= What you are asked to do =
Below are some records. Say how many of their lines contain the string "continuous", and give nothing but the number.

= Given records =
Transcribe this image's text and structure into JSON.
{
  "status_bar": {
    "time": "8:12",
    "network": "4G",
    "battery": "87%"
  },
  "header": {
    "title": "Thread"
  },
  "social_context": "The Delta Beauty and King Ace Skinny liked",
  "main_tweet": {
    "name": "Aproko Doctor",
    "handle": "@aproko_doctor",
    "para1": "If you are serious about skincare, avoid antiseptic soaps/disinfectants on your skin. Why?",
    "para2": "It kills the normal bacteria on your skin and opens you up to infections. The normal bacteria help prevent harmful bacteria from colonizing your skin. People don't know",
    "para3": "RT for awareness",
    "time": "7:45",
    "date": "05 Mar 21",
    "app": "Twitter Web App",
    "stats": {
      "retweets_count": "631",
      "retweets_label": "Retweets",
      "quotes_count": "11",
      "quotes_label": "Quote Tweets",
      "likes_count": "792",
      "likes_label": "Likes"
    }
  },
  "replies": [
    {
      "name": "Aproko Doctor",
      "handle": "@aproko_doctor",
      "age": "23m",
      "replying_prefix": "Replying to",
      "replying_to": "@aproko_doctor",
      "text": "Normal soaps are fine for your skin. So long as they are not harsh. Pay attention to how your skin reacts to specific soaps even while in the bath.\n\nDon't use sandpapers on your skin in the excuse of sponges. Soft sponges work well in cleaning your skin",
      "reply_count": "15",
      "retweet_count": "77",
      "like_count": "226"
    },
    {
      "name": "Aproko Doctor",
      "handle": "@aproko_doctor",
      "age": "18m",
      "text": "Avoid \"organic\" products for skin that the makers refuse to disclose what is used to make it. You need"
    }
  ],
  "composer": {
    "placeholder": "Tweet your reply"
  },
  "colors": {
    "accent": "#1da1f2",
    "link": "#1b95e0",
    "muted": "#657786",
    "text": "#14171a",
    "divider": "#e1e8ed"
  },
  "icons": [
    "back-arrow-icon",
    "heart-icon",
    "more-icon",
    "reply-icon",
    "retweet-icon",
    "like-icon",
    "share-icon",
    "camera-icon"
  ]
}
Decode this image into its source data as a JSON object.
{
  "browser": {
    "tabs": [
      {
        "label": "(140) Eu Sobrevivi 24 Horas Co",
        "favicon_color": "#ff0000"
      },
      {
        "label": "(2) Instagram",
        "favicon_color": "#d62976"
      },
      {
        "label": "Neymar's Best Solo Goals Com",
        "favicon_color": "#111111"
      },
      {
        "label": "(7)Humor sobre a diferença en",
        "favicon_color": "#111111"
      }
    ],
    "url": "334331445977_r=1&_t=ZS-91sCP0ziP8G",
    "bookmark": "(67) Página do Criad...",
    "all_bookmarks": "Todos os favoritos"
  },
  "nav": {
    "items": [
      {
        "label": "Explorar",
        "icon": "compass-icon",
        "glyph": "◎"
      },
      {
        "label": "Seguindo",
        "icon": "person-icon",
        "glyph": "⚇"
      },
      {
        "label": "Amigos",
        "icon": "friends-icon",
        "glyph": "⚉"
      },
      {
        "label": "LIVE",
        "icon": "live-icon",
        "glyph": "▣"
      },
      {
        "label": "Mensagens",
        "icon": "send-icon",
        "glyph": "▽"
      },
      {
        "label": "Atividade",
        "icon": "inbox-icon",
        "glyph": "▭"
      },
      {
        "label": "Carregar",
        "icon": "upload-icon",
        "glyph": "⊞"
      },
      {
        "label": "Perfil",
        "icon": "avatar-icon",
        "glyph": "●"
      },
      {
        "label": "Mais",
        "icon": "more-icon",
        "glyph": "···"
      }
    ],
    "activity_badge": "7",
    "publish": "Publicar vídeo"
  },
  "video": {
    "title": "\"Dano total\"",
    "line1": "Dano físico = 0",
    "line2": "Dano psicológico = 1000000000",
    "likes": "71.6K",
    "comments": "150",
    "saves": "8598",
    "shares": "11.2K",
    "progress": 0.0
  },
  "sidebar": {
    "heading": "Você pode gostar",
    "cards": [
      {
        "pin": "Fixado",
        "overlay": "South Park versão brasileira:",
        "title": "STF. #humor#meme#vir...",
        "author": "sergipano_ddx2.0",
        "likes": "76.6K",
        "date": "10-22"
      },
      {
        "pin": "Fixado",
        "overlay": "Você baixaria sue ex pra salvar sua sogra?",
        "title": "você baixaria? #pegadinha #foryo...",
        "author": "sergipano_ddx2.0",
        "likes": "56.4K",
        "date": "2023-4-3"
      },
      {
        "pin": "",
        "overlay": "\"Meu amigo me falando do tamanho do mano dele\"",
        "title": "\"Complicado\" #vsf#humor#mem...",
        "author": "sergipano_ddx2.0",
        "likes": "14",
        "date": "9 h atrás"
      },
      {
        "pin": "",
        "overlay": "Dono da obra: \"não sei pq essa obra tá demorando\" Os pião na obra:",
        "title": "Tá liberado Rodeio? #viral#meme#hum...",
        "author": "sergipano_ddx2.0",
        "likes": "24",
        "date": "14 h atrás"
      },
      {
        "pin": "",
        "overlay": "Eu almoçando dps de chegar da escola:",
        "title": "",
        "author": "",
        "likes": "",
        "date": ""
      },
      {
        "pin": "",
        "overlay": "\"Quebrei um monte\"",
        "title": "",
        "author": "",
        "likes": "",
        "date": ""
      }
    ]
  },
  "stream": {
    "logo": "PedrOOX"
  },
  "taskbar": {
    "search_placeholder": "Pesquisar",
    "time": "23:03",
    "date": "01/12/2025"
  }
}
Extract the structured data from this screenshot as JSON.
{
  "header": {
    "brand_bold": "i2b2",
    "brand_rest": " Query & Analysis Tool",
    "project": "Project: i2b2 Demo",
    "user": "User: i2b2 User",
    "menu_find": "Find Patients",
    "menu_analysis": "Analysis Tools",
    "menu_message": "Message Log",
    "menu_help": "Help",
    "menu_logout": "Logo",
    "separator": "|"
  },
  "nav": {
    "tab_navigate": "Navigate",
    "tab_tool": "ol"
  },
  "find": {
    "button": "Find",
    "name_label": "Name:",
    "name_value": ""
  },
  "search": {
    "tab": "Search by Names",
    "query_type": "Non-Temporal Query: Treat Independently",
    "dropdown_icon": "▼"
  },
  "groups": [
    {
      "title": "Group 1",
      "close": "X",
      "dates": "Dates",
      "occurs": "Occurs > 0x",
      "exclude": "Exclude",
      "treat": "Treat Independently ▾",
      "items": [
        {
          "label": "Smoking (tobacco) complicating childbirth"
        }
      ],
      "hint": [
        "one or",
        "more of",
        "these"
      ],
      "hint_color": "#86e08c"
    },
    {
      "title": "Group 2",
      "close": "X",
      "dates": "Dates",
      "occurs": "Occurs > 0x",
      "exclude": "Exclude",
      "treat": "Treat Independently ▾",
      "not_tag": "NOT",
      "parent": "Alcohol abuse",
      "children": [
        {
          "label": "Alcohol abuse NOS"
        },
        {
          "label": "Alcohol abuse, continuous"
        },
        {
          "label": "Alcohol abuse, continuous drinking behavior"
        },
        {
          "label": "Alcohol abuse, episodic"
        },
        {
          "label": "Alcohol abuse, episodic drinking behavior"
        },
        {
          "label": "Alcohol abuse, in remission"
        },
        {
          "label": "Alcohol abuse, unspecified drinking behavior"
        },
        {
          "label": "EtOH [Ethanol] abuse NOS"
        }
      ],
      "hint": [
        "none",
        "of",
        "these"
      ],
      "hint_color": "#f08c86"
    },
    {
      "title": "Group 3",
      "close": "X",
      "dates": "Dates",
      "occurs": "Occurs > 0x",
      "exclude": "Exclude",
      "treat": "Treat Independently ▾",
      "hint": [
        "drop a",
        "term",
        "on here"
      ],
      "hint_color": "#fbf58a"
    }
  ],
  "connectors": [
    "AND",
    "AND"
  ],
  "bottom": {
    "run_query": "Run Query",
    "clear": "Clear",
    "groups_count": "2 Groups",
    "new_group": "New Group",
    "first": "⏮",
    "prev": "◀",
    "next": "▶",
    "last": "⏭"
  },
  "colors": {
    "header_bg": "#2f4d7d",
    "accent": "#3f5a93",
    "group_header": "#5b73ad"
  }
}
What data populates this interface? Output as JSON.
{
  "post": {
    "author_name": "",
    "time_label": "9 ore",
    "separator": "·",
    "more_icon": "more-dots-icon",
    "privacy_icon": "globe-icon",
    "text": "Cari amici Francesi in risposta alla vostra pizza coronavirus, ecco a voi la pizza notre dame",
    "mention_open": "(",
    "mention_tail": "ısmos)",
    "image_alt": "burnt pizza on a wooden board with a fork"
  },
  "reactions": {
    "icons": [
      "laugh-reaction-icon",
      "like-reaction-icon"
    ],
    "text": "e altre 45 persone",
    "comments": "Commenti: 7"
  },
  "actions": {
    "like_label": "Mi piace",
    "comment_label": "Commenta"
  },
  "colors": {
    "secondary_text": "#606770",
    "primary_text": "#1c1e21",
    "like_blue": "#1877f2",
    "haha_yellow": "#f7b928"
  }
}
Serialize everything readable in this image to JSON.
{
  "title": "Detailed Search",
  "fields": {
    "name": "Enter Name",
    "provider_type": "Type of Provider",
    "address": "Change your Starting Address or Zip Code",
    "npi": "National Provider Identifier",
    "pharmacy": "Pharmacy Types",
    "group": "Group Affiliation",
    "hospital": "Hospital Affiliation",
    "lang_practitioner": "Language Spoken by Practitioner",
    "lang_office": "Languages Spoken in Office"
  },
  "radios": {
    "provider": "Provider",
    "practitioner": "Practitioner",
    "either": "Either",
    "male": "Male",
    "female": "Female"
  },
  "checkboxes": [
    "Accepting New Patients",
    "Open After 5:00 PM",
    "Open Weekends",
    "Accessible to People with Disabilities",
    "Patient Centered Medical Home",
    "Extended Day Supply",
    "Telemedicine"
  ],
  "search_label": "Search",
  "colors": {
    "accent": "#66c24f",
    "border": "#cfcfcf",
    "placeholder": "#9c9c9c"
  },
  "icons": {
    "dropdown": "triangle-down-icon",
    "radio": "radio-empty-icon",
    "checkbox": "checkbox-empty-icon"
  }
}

= Result below =
2